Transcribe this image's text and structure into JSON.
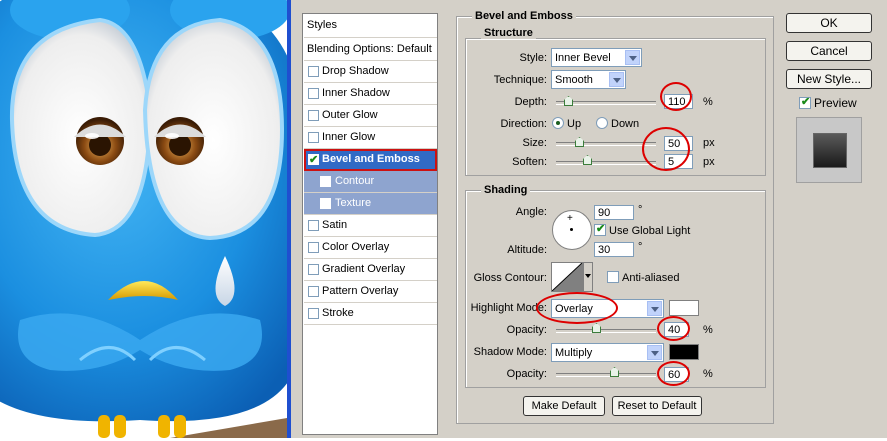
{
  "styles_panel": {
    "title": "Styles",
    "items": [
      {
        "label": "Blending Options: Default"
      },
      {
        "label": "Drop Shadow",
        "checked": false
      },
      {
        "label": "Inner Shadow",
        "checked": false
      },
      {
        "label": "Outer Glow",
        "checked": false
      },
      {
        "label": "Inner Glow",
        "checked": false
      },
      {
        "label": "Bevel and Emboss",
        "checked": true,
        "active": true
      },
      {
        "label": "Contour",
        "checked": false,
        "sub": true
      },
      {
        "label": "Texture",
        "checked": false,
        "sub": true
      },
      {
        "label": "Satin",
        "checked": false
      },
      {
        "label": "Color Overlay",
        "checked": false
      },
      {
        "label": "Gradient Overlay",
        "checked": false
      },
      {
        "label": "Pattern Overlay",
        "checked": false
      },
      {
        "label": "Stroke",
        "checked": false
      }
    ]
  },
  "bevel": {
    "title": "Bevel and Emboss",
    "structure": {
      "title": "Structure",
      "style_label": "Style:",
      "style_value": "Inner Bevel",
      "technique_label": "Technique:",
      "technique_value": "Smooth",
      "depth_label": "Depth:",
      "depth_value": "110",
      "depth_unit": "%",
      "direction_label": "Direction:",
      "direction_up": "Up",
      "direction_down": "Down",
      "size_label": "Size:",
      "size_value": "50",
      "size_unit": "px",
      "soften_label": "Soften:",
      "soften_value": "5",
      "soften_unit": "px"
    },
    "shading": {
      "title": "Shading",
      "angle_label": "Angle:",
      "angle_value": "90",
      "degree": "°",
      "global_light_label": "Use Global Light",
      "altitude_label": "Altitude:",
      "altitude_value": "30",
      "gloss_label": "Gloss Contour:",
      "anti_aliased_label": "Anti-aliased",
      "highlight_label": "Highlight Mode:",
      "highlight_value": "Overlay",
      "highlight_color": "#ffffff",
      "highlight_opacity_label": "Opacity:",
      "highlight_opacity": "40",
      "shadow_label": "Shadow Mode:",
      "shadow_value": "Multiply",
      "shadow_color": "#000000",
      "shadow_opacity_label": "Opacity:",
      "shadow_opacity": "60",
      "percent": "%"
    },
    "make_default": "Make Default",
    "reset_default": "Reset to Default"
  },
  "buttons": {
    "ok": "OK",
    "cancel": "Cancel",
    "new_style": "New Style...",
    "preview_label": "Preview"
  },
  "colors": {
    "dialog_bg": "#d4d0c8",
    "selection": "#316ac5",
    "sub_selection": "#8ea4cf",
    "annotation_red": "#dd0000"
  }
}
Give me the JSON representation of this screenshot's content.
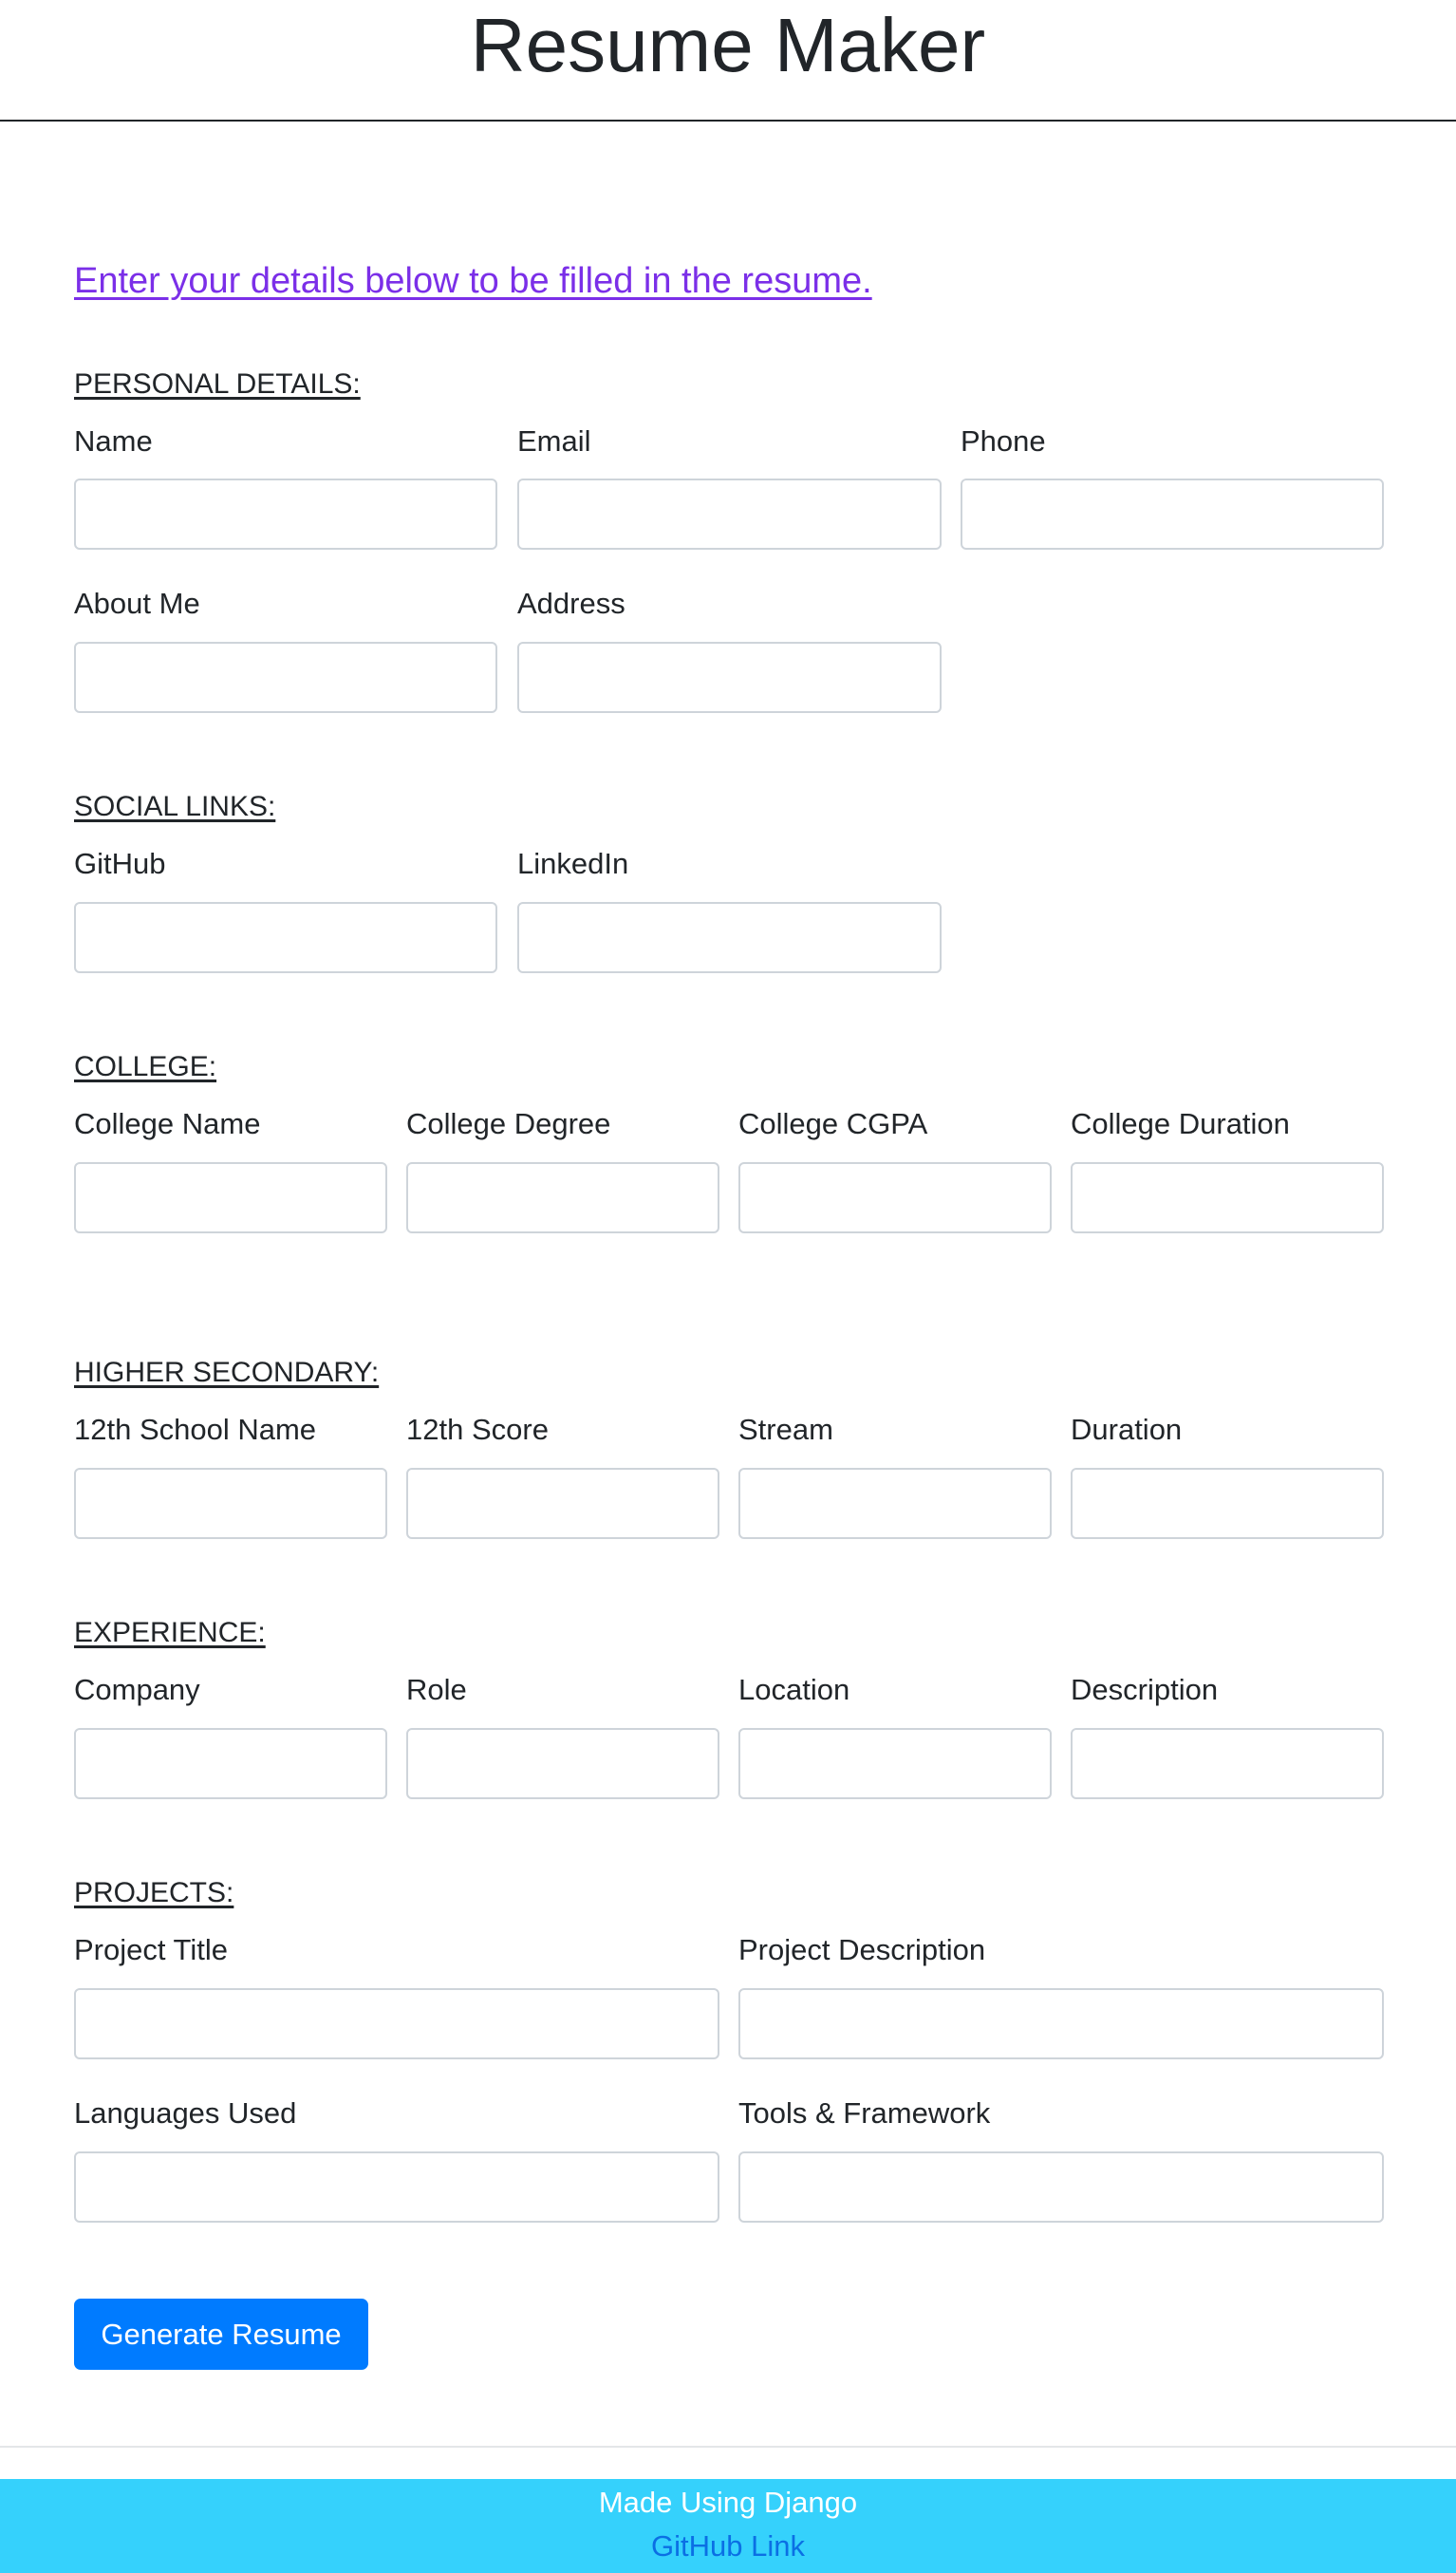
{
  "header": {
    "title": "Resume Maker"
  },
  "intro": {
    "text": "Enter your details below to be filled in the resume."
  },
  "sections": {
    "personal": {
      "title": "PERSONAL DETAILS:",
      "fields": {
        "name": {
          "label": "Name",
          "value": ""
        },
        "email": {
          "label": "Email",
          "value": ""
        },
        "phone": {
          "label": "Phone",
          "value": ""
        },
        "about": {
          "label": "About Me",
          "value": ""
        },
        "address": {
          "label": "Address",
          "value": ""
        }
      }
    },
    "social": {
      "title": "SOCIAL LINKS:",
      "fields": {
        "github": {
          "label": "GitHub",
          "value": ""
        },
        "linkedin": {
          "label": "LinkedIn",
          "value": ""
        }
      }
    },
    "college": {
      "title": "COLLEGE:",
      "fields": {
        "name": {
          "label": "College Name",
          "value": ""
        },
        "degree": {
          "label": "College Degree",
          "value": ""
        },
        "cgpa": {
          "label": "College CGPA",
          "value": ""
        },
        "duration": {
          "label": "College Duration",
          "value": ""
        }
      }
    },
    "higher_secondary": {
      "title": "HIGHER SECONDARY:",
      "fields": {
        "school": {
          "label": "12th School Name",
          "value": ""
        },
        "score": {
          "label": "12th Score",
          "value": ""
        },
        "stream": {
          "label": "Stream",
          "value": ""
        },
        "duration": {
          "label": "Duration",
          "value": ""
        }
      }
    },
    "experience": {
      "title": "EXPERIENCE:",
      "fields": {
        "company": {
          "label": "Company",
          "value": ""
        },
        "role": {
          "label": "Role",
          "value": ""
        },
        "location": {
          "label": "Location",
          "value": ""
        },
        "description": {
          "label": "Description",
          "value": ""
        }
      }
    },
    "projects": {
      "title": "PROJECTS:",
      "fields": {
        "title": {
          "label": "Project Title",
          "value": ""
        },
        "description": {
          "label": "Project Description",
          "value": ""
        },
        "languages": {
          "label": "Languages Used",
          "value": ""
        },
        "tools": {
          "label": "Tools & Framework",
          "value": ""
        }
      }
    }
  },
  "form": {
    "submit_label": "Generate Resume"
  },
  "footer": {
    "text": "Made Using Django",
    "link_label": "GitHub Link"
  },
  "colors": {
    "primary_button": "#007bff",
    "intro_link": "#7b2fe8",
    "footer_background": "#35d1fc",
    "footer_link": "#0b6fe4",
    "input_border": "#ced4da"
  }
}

_ _ _ _ _ _ _

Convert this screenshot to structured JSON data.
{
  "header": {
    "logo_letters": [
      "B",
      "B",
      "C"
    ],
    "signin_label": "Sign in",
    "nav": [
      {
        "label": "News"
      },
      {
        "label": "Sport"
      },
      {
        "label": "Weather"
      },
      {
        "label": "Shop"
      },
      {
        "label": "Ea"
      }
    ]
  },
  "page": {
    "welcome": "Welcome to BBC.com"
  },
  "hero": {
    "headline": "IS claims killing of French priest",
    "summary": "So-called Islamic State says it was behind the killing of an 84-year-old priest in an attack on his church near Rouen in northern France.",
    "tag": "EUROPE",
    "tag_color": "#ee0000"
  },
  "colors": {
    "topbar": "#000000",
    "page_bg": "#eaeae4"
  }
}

_ _ _ _ _ _ _

### Task prompt
State how many lines in the records above contain the word "Default", and give only that number.

### Output of the exercise
3